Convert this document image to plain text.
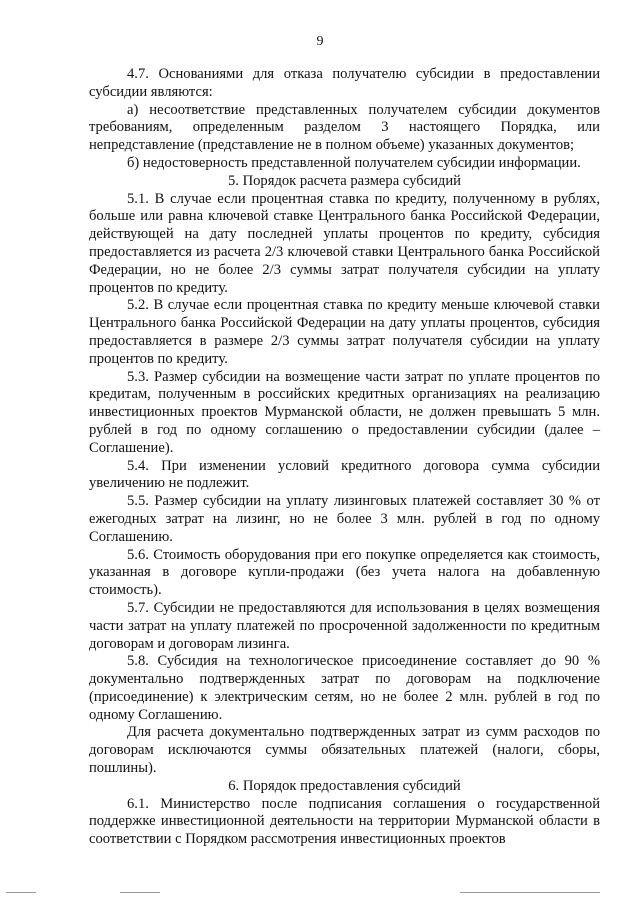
9

4.7. Основаниями для отказа получателю субсидии в предоставлении субсидии являются:

а) несоответствие представленных получателем субсидии документов требованиям, определенным разделом 3 настоящего Порядка, или непредставление (представление не в полном объеме) указанных документов;

б) недостоверность представленной получателем субсидии информации.

5. Порядок расчета размера субсидий

5.1. В случае если процентная ставка по кредиту, полученному в рублях, больше или равна ключевой ставке Центрального банка Российской Федерации, действующей на дату последней уплаты процентов по кредиту, субсидия предоставляется из расчета 2/3 ключевой ставки Центрального банка Российской Федерации, но не более 2/3 суммы затрат получателя субсидии на уплату процентов по кредиту.

5.2. В случае если процентная ставка по кредиту меньше ключевой ставки Центрального банка Российской Федерации на дату уплаты процентов, субсидия предоставляется в размере 2/3 суммы затрат получателя субсидии на уплату процентов по кредиту.

5.3. Размер субсидии на возмещение части затрат по уплате процентов по кредитам, полученным в российских кредитных организациях на реализацию инвестиционных проектов Мурманской области, не должен превышать 5 млн. рублей в год по одному соглашению о предоставлении субсидии (далее – Соглашение).

5.4. При изменении условий кредитного договора сумма субсидии увеличению не подлежит.

5.5. Размер субсидии на уплату лизинговых платежей составляет 30 % от ежегодных затрат на лизинг, но не более 3 млн. рублей в год по одному Соглашению.

5.6. Стоимость оборудования при его покупке определяется как стоимость, указанная в договоре купли-продажи (без учета налога на добавленную стоимость).

5.7. Субсидии не предоставляются для использования в целях возмещения части затрат на уплату платежей по просроченной задолженности по кредитным договорам и договорам лизинга.

5.8. Субсидия на технологическое присоединение составляет до 90 % документально подтвержденных затрат по договорам на подключение (присоединение) к электрическим сетям, но не более 2 млн. рублей в год по одному Соглашению.

Для расчета документально подтвержденных затрат из сумм расходов по договорам исключаются суммы обязательных платежей (налоги, сборы, пошлины).

6. Порядок предоставления субсидий

6.1. Министерство после подписания соглашения о государственной поддержке инвестиционной деятельности на территории Мурманской области в соответствии с Порядком рассмотрения инвестиционных проектов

_What you need to do_. Give only the number of lines that include the word "документально".

_Correct answer_. 2